**** GIVEN RECORDS

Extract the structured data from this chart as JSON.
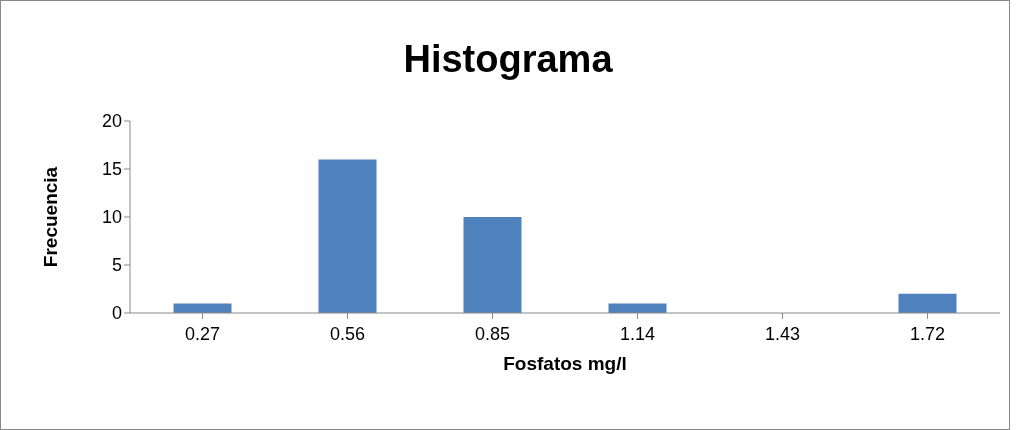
{
  "chart_data": {
    "type": "bar",
    "title": "Histograma",
    "xlabel": "Fosfatos mg/l",
    "ylabel": "Frecuencia",
    "categories": [
      "0.27",
      "0.56",
      "0.85",
      "1.14",
      "1.43",
      "1.72"
    ],
    "values": [
      1,
      16,
      10,
      1,
      0,
      2
    ],
    "color": "#4f81bd",
    "ylim": [
      0,
      20
    ],
    "yticks": [
      0,
      5,
      10,
      15,
      20
    ],
    "grid": false,
    "legend": false
  }
}
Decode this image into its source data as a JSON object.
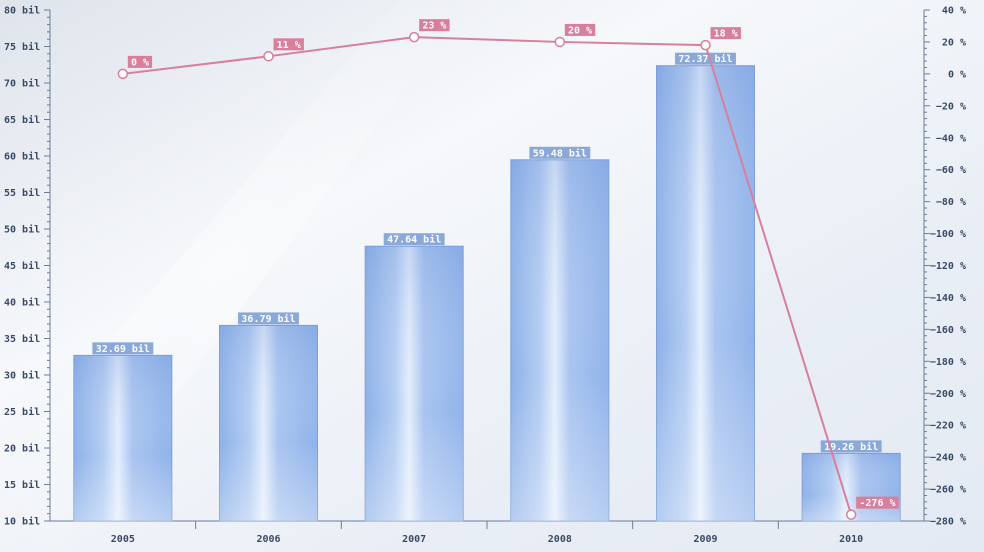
{
  "chart_data": {
    "type": "bar",
    "categories": [
      "2005",
      "2006",
      "2007",
      "2008",
      "2009",
      "2010"
    ],
    "series": [
      {
        "type": "bar",
        "axis": "left",
        "values": [
          32.69,
          36.79,
          47.64,
          59.48,
          72.37,
          19.26
        ],
        "labels": [
          "32.69 bil",
          "36.79 bil",
          "47.64 bil",
          "59.48 bil",
          "72.37 bil",
          "19.26 bil"
        ],
        "color": "#9bbcec"
      },
      {
        "type": "line",
        "axis": "right",
        "values": [
          0,
          11,
          23,
          20,
          18,
          -276
        ],
        "labels": [
          "0 %",
          "11 %",
          "23 %",
          "20 %",
          "18 %",
          "-276 %"
        ],
        "color": "#d87f9c"
      }
    ],
    "y_left": {
      "range": [
        10,
        80
      ],
      "ticks": [
        80,
        75,
        70,
        65,
        60,
        55,
        50,
        45,
        40,
        35,
        30,
        25,
        20,
        15,
        10
      ],
      "tick_labels": [
        "80 bil",
        "75 bil",
        "70 bil",
        "65 bil",
        "60 bil",
        "55 bil",
        "50 bil",
        "45 bil",
        "40 bil",
        "35 bil",
        "30 bil",
        "25 bil",
        "20 bil",
        "15 bil",
        "10 bil"
      ]
    },
    "y_right": {
      "range": [
        -280,
        40
      ],
      "ticks": [
        40,
        20,
        0,
        -20,
        -40,
        -60,
        -80,
        -100,
        -120,
        -140,
        -160,
        -180,
        -200,
        -220,
        -240,
        -260,
        -280
      ],
      "tick_labels": [
        "40 %",
        "20 %",
        "0 %",
        "−20 %",
        "−40 %",
        "−60 %",
        "−80 %",
        "−100 %",
        "−120 %",
        "−140 %",
        "−160 %",
        "−180 %",
        "−200 %",
        "−220 %",
        "−240 %",
        "−260 %",
        "−280 %"
      ]
    },
    "title": "",
    "xlabel": "",
    "ylabel": "",
    "grid": false,
    "legend": "none",
    "colors": {
      "bar_label_bg": "#8aa8d8",
      "line_label_bg": "#d87f9c",
      "axis": "#6b7d99",
      "text": "#3a4a66"
    }
  }
}
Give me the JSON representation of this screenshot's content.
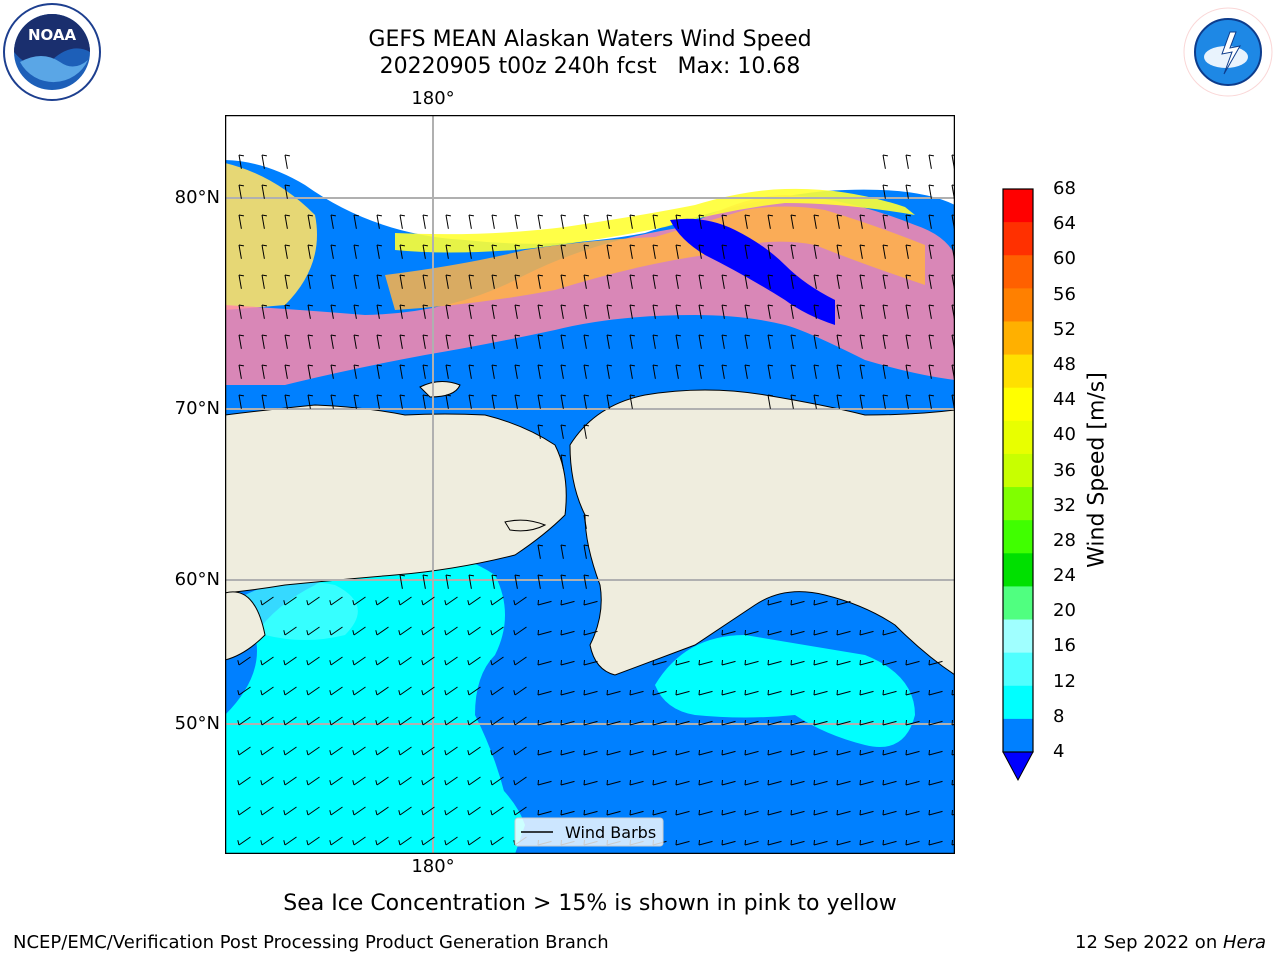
{
  "title": {
    "line1": "GEFS MEAN Alaskan Waters Wind Speed",
    "line2": "20220905 t00z 240h fcst   Max: 10.68"
  },
  "map": {
    "lon_labels": [
      "180°",
      "180°"
    ],
    "lat_labels": [
      "80°N",
      "70°N",
      "60°N",
      "50°N"
    ],
    "legend_label": "Wind Barbs",
    "colors": {
      "land": "#efedde",
      "ocean_4_8": "#0080ff",
      "ocean_8_12": "#00ffff",
      "ocean_12_16": "#4dffff",
      "below_4": "#0000ff",
      "ice_low": "#ff66cc",
      "ice_mid": "#ffb347",
      "ice_high": "#ffff33",
      "grid": "#b0b0b0"
    }
  },
  "colorbar": {
    "label": "Wind Speed [m/s]",
    "ticks": [
      "68",
      "64",
      "60",
      "56",
      "52",
      "48",
      "44",
      "40",
      "36",
      "32",
      "28",
      "24",
      "20",
      "16",
      "12",
      "8",
      "4"
    ],
    "colors": [
      "#ff0000",
      "#ff3000",
      "#ff6000",
      "#ff8000",
      "#ffb000",
      "#ffe000",
      "#ffff00",
      "#e8ff00",
      "#c8ff00",
      "#80ff00",
      "#40ff00",
      "#00e000",
      "#50ff80",
      "#a0ffff",
      "#50ffff",
      "#00ffff",
      "#0080ff"
    ],
    "extend_color": "#0000ff"
  },
  "note": "Sea Ice Concentration > 15% is shown in pink to yellow",
  "footer": {
    "left": "NCEP/EMC/Verification Post Processing Product Generation Branch",
    "right_date": "12 Sep 2022 on ",
    "right_host": "Hera"
  },
  "logos": {
    "noaa": "NOAA",
    "nws": "NATIONAL WEATHER SERVICE"
  }
}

********

WHAT YOU WILL DO
Each line of the data that includes the word "JSON" counts once; report the total and nothing more.

ANSWER
3